◆ YOUR INSTRUCTIONS ◆
What is the number of lines containing "BIAS"? Give only that number.

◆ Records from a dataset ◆
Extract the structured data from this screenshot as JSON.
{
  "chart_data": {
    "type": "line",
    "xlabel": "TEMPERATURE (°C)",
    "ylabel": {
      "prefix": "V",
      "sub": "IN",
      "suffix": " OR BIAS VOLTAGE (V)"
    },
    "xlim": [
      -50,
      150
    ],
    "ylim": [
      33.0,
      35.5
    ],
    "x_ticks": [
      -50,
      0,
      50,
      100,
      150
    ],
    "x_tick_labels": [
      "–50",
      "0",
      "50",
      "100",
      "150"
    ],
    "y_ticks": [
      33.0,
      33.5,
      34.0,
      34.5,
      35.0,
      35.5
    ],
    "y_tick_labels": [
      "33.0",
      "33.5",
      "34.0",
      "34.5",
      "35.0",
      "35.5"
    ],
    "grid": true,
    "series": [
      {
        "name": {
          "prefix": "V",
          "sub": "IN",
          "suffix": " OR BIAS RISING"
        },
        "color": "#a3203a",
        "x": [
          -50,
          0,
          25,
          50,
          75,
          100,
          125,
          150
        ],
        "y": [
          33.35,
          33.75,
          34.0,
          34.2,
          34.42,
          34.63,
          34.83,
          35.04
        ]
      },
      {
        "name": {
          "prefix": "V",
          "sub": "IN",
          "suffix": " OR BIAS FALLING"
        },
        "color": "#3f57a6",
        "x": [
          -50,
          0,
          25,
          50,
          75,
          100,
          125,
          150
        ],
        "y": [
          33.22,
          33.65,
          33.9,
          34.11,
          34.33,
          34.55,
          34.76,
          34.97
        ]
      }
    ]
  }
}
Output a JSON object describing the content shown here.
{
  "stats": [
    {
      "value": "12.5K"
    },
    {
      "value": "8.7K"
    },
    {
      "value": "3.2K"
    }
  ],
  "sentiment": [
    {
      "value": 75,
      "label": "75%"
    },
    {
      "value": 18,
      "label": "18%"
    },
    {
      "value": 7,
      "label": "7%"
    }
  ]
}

◆ WORKED ANSWER ◆
3